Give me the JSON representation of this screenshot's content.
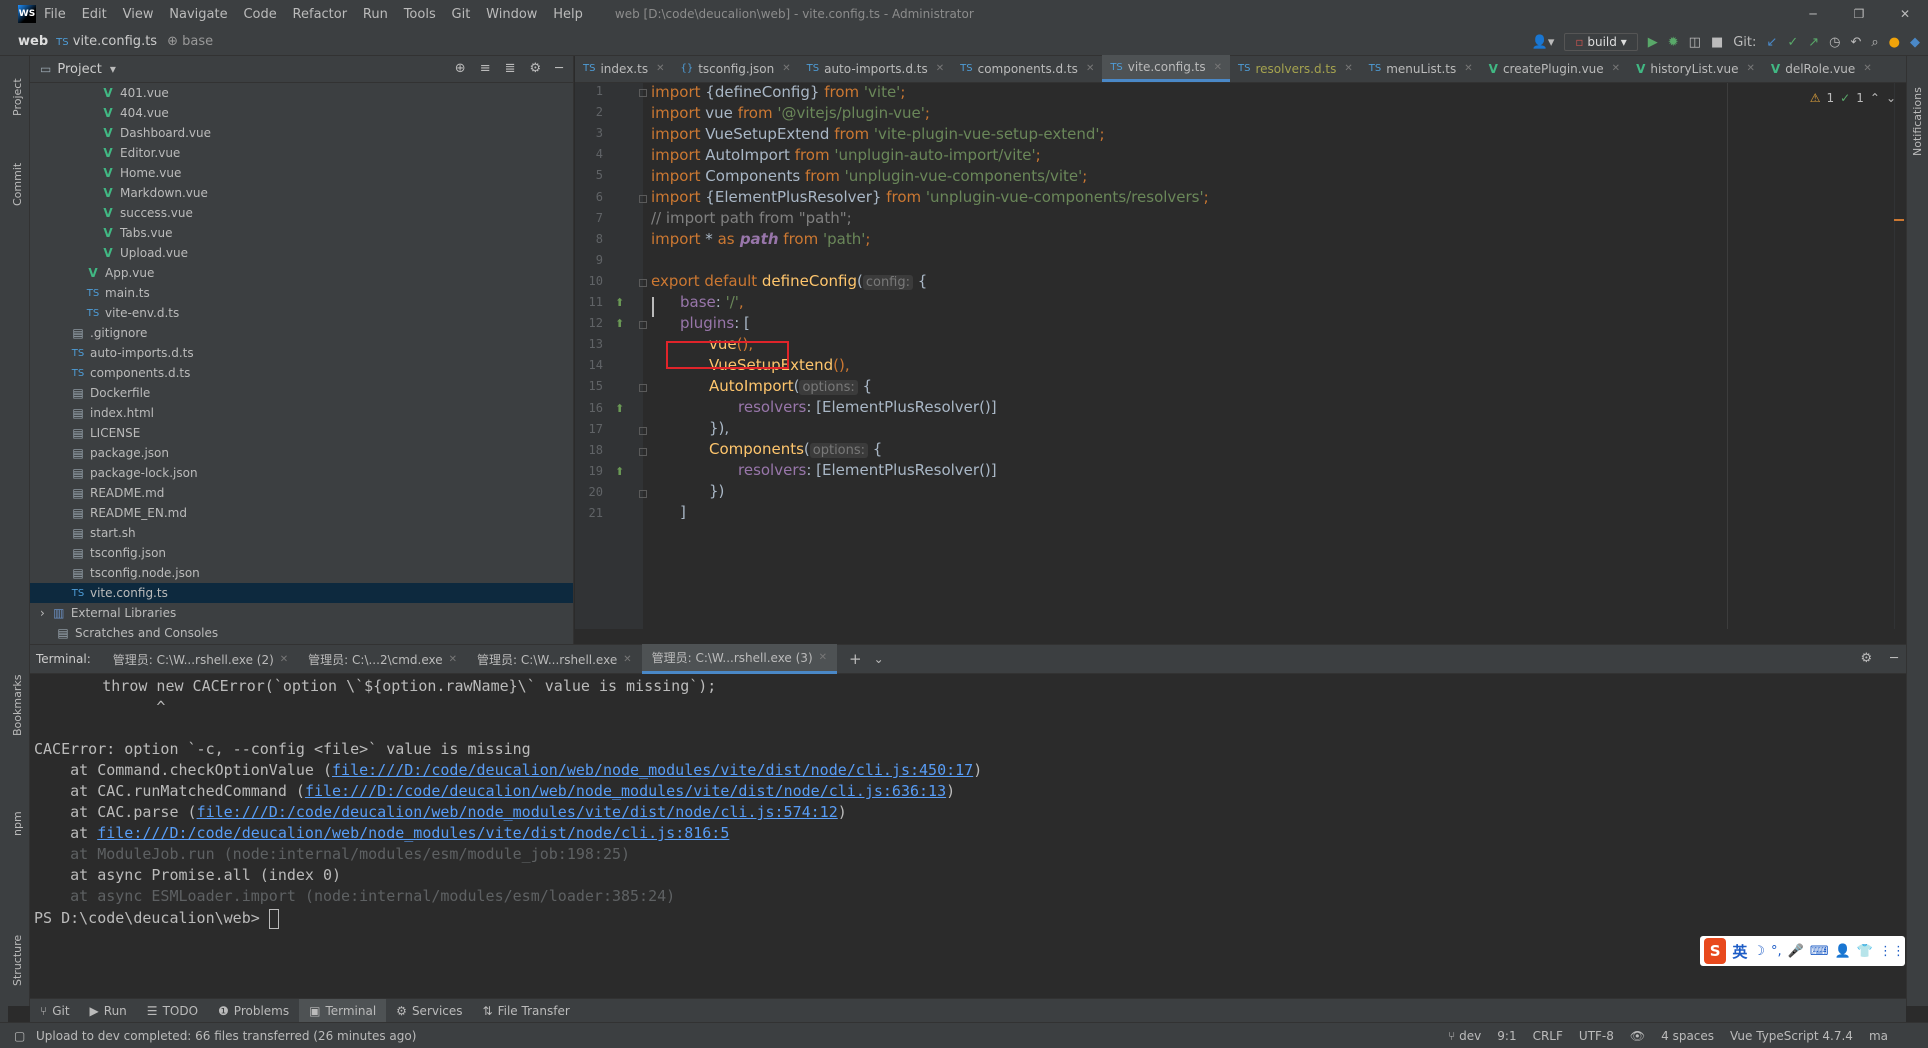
{
  "window": {
    "logo": "WS",
    "menu": [
      "File",
      "Edit",
      "View",
      "Navigate",
      "Code",
      "Refactor",
      "Run",
      "Tools",
      "Git",
      "Window",
      "Help"
    ],
    "title": "web [D:\\code\\deucalion\\web] - vite.config.ts - Administrator",
    "controls": {
      "minimize": "─",
      "maximize": "❐",
      "close": "✕"
    }
  },
  "navbar": {
    "project": "web",
    "file": "vite.config.ts",
    "symbol": "base",
    "run_config": "build",
    "git_label": "Git:"
  },
  "left_tabs": {
    "project": "Project",
    "commit": "Commit",
    "bookmarks": "Bookmarks",
    "npm": "npm",
    "structure": "Structure"
  },
  "right_tabs": {
    "notifications": "Notifications"
  },
  "project_panel": {
    "title": "Project",
    "items": [
      {
        "label": "401.vue",
        "type": "vue",
        "indent": 4
      },
      {
        "label": "404.vue",
        "type": "vue",
        "indent": 4
      },
      {
        "label": "Dashboard.vue",
        "type": "vue",
        "indent": 4
      },
      {
        "label": "Editor.vue",
        "type": "vue",
        "indent": 4
      },
      {
        "label": "Home.vue",
        "type": "vue",
        "indent": 4
      },
      {
        "label": "Markdown.vue",
        "type": "vue",
        "indent": 4
      },
      {
        "label": "success.vue",
        "type": "vue",
        "indent": 4
      },
      {
        "label": "Tabs.vue",
        "type": "vue",
        "indent": 4
      },
      {
        "label": "Upload.vue",
        "type": "vue",
        "indent": 4
      },
      {
        "label": "App.vue",
        "type": "vue",
        "indent": 3
      },
      {
        "label": "main.ts",
        "type": "ts",
        "indent": 3
      },
      {
        "label": "vite-env.d.ts",
        "type": "ts",
        "indent": 3
      },
      {
        "label": ".gitignore",
        "type": "file",
        "indent": 2
      },
      {
        "label": "auto-imports.d.ts",
        "type": "ts",
        "indent": 2
      },
      {
        "label": "components.d.ts",
        "type": "ts",
        "indent": 2
      },
      {
        "label": "Dockerfile",
        "type": "file",
        "indent": 2
      },
      {
        "label": "index.html",
        "type": "file",
        "indent": 2
      },
      {
        "label": "LICENSE",
        "type": "file",
        "indent": 2
      },
      {
        "label": "package.json",
        "type": "file",
        "indent": 2
      },
      {
        "label": "package-lock.json",
        "type": "file",
        "indent": 2
      },
      {
        "label": "README.md",
        "type": "file",
        "indent": 2
      },
      {
        "label": "README_EN.md",
        "type": "file",
        "indent": 2
      },
      {
        "label": "start.sh",
        "type": "file",
        "indent": 2
      },
      {
        "label": "tsconfig.json",
        "type": "file",
        "indent": 2
      },
      {
        "label": "tsconfig.node.json",
        "type": "file",
        "indent": 2
      },
      {
        "label": "vite.config.ts",
        "type": "ts",
        "indent": 2,
        "selected": true
      },
      {
        "label": "External Libraries",
        "type": "lib",
        "indent": 0,
        "arrow": true
      },
      {
        "label": "Scratches and Consoles",
        "type": "file",
        "indent": 1
      }
    ]
  },
  "editor_tabs": [
    {
      "label": "index.ts",
      "icon": "ts"
    },
    {
      "label": "tsconfig.json",
      "icon": "json"
    },
    {
      "label": "auto-imports.d.ts",
      "icon": "ts"
    },
    {
      "label": "components.d.ts",
      "icon": "ts"
    },
    {
      "label": "vite.config.ts",
      "icon": "ts",
      "active": true
    },
    {
      "label": "resolvers.d.ts",
      "icon": "ts",
      "modified": true
    },
    {
      "label": "menuList.ts",
      "icon": "ts"
    },
    {
      "label": "createPlugin.vue",
      "icon": "vue"
    },
    {
      "label": "historyList.vue",
      "icon": "vue"
    },
    {
      "label": "delRole.vue",
      "icon": "vue"
    }
  ],
  "inspections": {
    "warnings": "1",
    "ok": "1"
  },
  "code": {
    "line_numbers": [
      "1",
      "2",
      "3",
      "4",
      "5",
      "6",
      "7",
      "8",
      "9",
      "10",
      "11",
      "12",
      "13",
      "14",
      "15",
      "16",
      "17",
      "18",
      "19",
      "20",
      "21"
    ],
    "l1_kw": "import",
    "l1_a": " {",
    "l1_b": "defineConfig",
    "l1_c": "} ",
    "l1_from": "from",
    "l1_str": " 'vite'",
    "l1_end": ";",
    "l2_kw": "import",
    "l2_a": " vue ",
    "l2_from": "from",
    "l2_str": " '@vitejs/plugin-vue'",
    "l2_end": ";",
    "l3_kw": "import",
    "l3_a": " VueSetupExtend ",
    "l3_from": "from",
    "l3_str": " 'vite-plugin-vue-setup-extend'",
    "l3_end": ";",
    "l4_kw": "import",
    "l4_a": " AutoImport ",
    "l4_from": "from",
    "l4_str": " 'unplugin-auto-import/vite'",
    "l4_end": ";",
    "l5_kw": "import",
    "l5_a": " Components ",
    "l5_from": "from",
    "l5_str": " 'unplugin-vue-components/vite'",
    "l5_end": ";",
    "l6_kw": "import",
    "l6_a": " {",
    "l6_b": "ElementPlusResolver",
    "l6_c": "} ",
    "l6_from": "from",
    "l6_str": " 'unplugin-vue-components/resolvers'",
    "l6_end": ";",
    "l7": "// import path from \"path\";",
    "l8_kw": "import",
    "l8_a": " * ",
    "l8_as": "as",
    "l8_path": " path",
    "l8_from": " from",
    "l8_str": " 'path'",
    "l8_end": ";",
    "l10_kw": "export default",
    "l10_fn": " defineConfig",
    "l10_a": "(",
    "l10_hint": "config:",
    "l10_b": " {",
    "l11_pr": "base",
    "l11_a": ": ",
    "l11_str": "'/'",
    "l11_b": ",",
    "l12_pr": "plugins",
    "l12_a": ": [",
    "l13_fn": "vue",
    "l13_a": "(),",
    "l14_fn": "VueSetupExtend",
    "l14_a": "(),",
    "l15_fn": "AutoImport",
    "l15_a": "(",
    "l15_hint": "options:",
    "l15_b": " {",
    "l16_pr": "resolvers",
    "l16_a": ": [",
    "l16_fn": "ElementPlusResolver",
    "l16_b": "()]",
    "l17": "}),",
    "l18_fn": "Components",
    "l18_a": "(",
    "l18_hint": "options:",
    "l18_b": " {",
    "l19_pr": "resolvers",
    "l19_a": ": [",
    "l19_fn": "ElementPlusResolver",
    "l19_b": "()]",
    "l20": "})",
    "l21": "]"
  },
  "terminal": {
    "label": "Terminal:",
    "tabs": [
      {
        "label": "管理员: C:\\W...rshell.exe (2)"
      },
      {
        "label": "管理员: C:\\...2\\cmd.exe"
      },
      {
        "label": "管理员: C:\\W...rshell.exe"
      },
      {
        "label": "管理员: C:\\W...rshell.exe (3)",
        "active": true
      }
    ],
    "lines": {
      "throw": "        throw new CACError(`option \\`${option.rawName}\\` value is missing`);",
      "caret": "              ^",
      "error": "CACError: option `-c, --config <file>` value is missing",
      "at1_pre": "    at Command.checkOptionValue (",
      "at1_link": "file:///D:/code/deucalion/web/node_modules/vite/dist/node/cli.js:450:17",
      "at1_post": ")",
      "at2_pre": "    at CAC.runMatchedCommand (",
      "at2_link": "file:///D:/code/deucalion/web/node_modules/vite/dist/node/cli.js:636:13",
      "at2_post": ")",
      "at3_pre": "    at CAC.parse (",
      "at3_link": "file:///D:/code/deucalion/web/node_modules/vite/dist/node/cli.js:574:12",
      "at3_post": ")",
      "at4_pre": "    at ",
      "at4_link": "file:///D:/code/deucalion/web/node_modules/vite/dist/node/cli.js:816:5",
      "at5": "    at ModuleJob.run (node:internal/modules/esm/module_job:198:25)",
      "at6": "    at async Promise.all (index 0)",
      "at7": "    at async ESMLoader.import (node:internal/modules/esm/loader:385:24)",
      "prompt": "PS D:\\code\\deucalion\\web> "
    }
  },
  "ime": {
    "logo": "S",
    "lang": "英",
    "icons": [
      "☽",
      "°,",
      "🎤",
      "⌨",
      "👤",
      "👕",
      "⋮⋮"
    ]
  },
  "tool_tabs": [
    "Git",
    "Run",
    "TODO",
    "Problems",
    "Terminal",
    "Services",
    "File Transfer"
  ],
  "status": {
    "message": "Upload to dev completed: 66 files transferred (26 minutes ago)",
    "branch": "dev",
    "position": "9:1",
    "line_sep": "CRLF",
    "encoding": "UTF-8",
    "indent": "4 spaces",
    "language": "Vue TypeScript 4.7.4",
    "extra": "ma"
  }
}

● ● ● ● ● ● ●

• [Set problem] Select the lines that carry the string "from" and copy them.

• [Answer to this task]
    "l1_from": "from",
    "l2_from": "from",
    "l3_from": "from",
    "l4_from": "from",
    "l5_from": "from",
    "l6_from": "from",
    "l7": "// import path from \"path\";",
    "l8_from": " from",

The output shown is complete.